[Start Raw records]
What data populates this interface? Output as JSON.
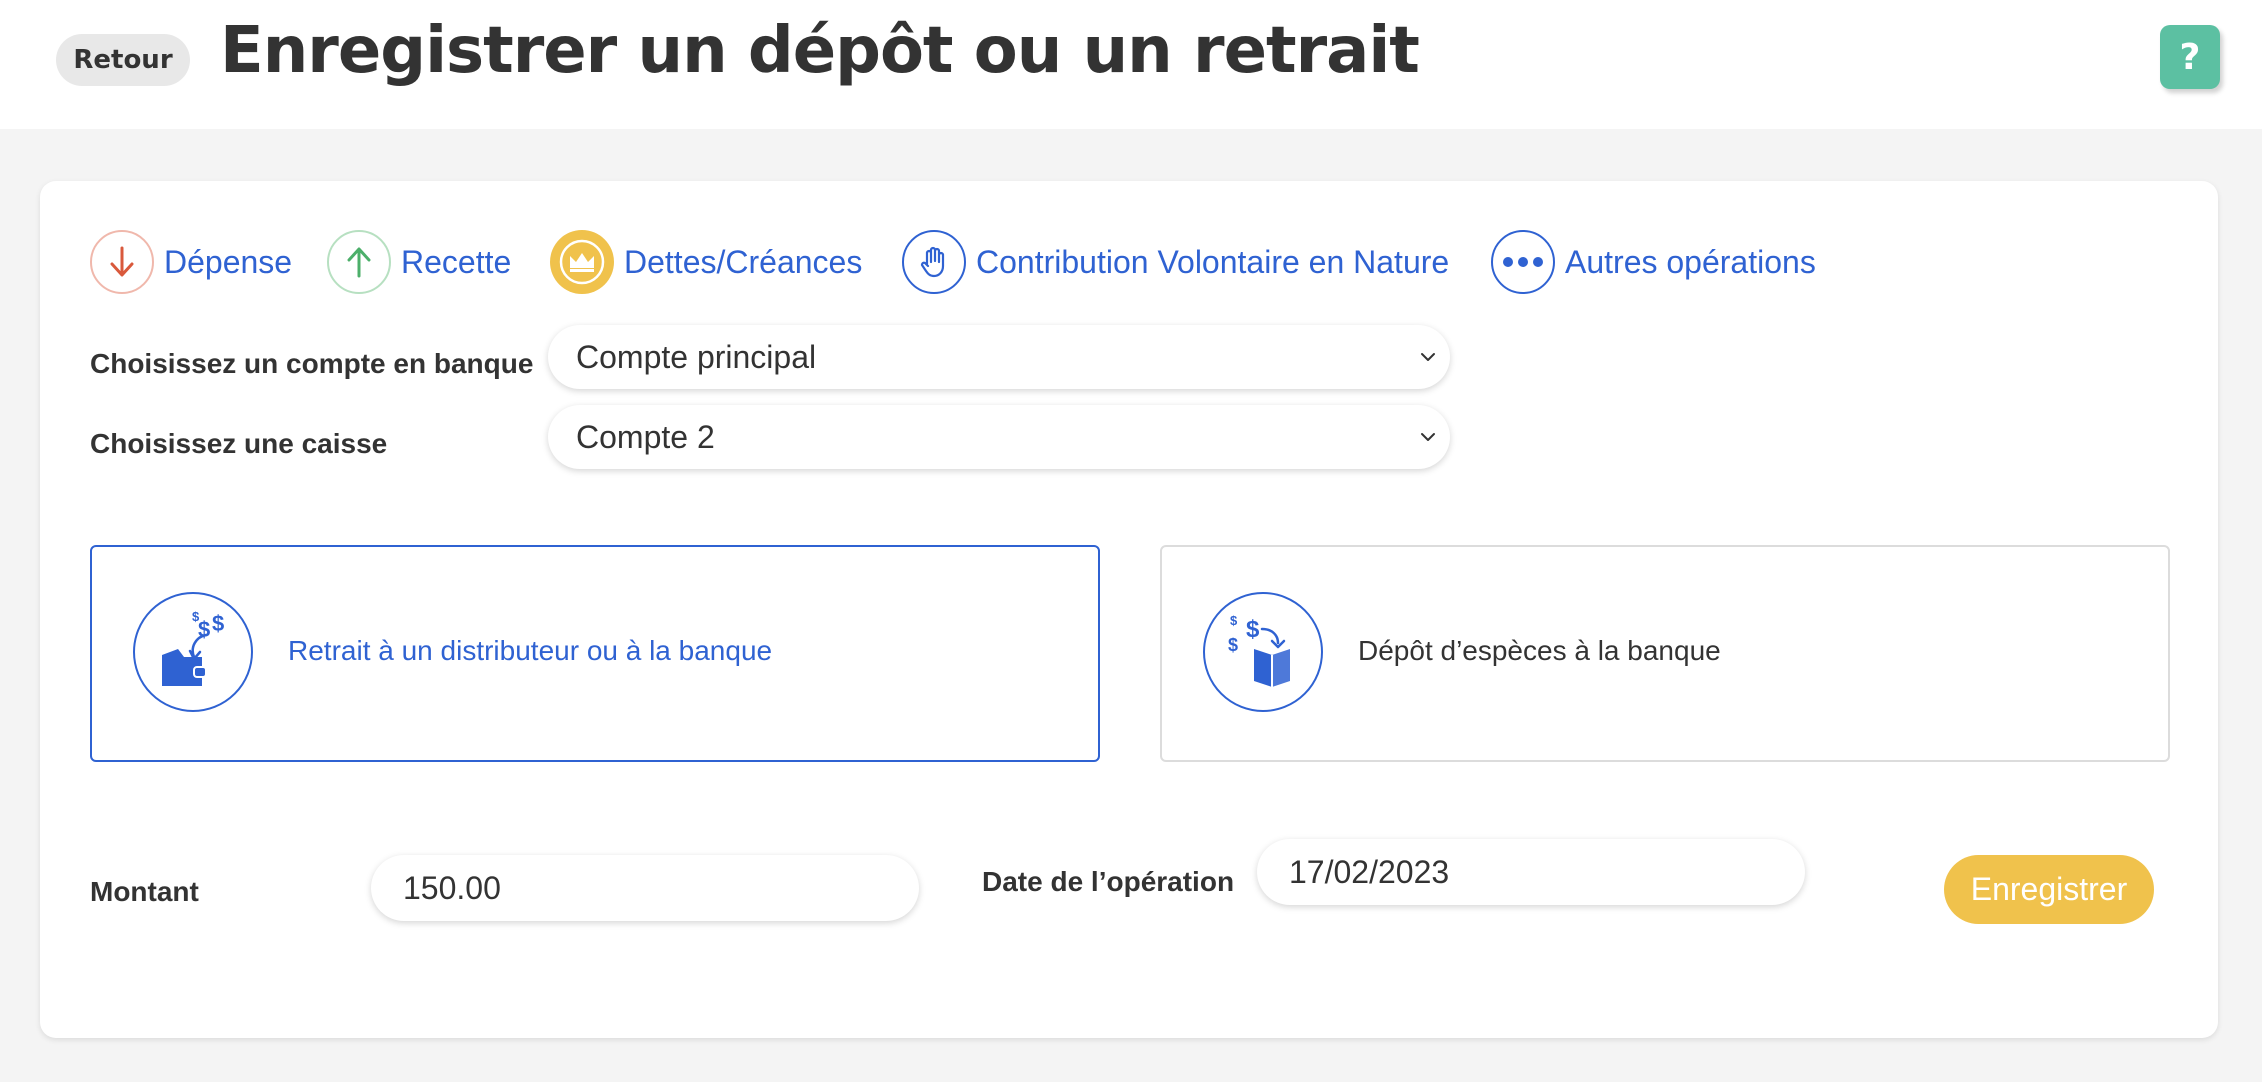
[End Raw records]
[Start Raw records]
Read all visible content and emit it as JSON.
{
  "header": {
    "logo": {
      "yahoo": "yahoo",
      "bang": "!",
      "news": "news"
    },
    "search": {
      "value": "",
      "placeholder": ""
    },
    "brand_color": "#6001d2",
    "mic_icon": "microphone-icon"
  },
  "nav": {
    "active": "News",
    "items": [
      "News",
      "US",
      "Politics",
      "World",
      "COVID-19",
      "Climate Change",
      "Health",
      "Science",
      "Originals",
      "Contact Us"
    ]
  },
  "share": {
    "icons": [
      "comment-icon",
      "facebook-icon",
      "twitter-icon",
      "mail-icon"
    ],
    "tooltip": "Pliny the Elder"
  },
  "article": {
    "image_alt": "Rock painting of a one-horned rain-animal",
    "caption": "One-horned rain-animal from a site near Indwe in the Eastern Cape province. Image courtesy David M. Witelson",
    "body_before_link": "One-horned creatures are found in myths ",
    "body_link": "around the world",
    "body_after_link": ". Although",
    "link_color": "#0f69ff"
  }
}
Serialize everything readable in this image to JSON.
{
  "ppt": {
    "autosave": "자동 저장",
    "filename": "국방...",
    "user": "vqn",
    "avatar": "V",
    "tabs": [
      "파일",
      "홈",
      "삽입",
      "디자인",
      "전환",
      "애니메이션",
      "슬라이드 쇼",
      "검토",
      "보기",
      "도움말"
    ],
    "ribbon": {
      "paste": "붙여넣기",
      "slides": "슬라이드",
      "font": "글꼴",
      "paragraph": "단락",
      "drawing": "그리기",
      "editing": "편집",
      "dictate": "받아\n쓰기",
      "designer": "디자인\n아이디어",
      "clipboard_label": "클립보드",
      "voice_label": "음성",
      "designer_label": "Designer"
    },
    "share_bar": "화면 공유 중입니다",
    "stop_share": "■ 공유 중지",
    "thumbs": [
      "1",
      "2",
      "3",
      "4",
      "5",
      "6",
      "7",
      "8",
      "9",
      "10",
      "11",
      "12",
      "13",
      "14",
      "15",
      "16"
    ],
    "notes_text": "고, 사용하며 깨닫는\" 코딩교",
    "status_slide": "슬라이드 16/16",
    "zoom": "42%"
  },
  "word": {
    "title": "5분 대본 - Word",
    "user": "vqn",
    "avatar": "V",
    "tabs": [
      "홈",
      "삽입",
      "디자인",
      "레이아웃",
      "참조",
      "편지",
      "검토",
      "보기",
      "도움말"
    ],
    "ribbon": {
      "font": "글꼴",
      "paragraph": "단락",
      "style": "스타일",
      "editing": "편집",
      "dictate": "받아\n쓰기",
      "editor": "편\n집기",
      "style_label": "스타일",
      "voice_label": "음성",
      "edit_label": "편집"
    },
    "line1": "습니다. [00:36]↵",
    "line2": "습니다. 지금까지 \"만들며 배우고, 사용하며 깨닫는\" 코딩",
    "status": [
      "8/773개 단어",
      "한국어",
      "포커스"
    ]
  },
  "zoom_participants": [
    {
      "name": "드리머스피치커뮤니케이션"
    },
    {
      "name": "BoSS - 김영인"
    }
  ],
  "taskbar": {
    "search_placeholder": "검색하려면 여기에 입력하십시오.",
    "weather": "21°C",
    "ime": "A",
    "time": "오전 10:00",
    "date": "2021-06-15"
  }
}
[End Raw records]
[Start Raw records]
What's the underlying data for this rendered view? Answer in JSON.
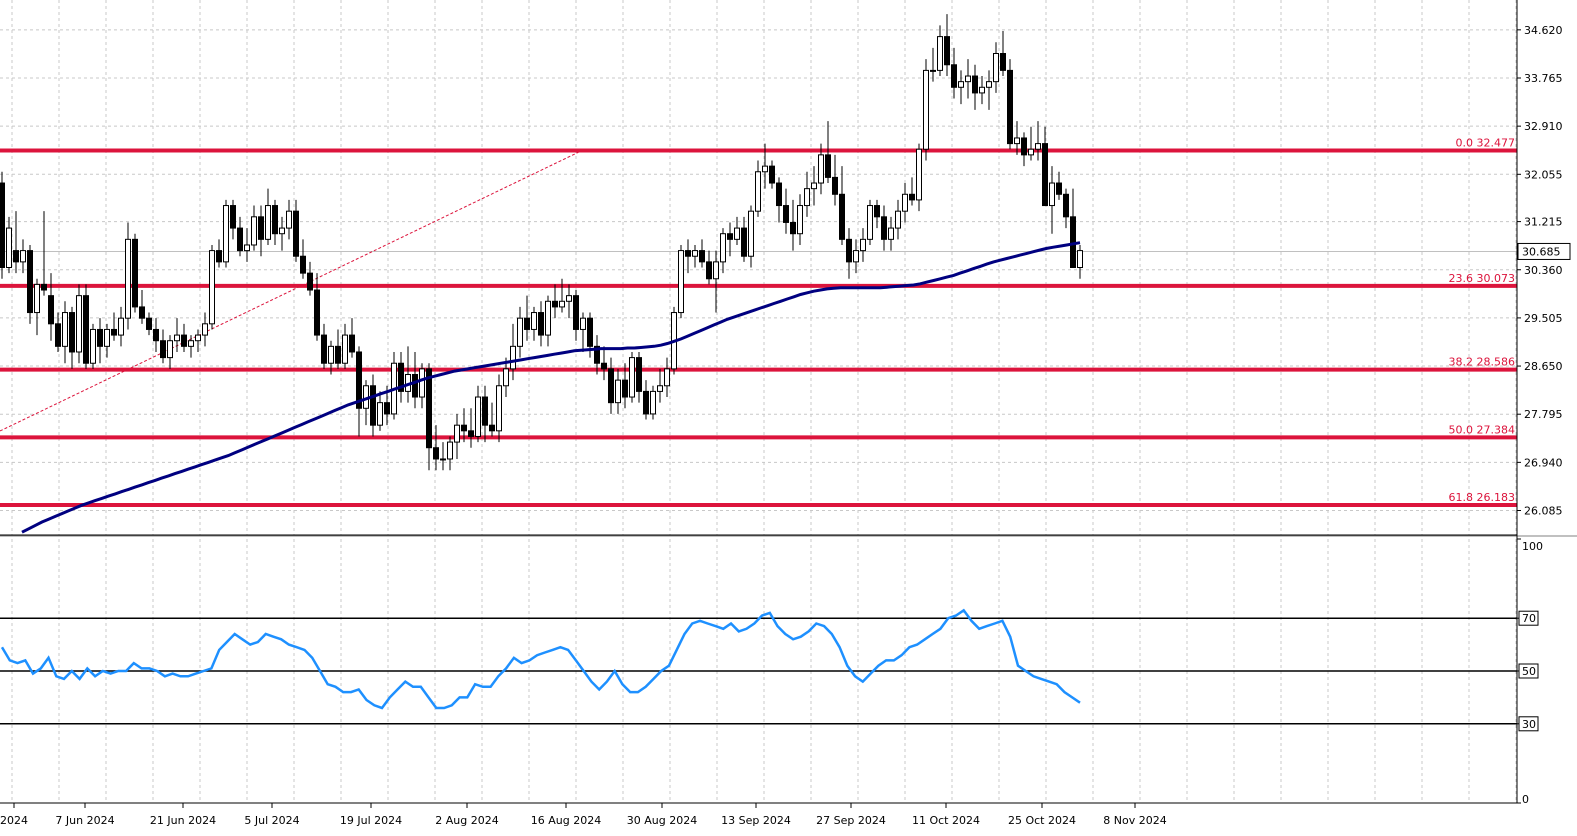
[End Raw records]
§ **What the exercise asks**
Filter the records for lines holding the string "data". Copy each one.

§ **Task response**
What data populates this interface? Output as JSON.
What's the underlying data for this rendered view? Answer in JSON.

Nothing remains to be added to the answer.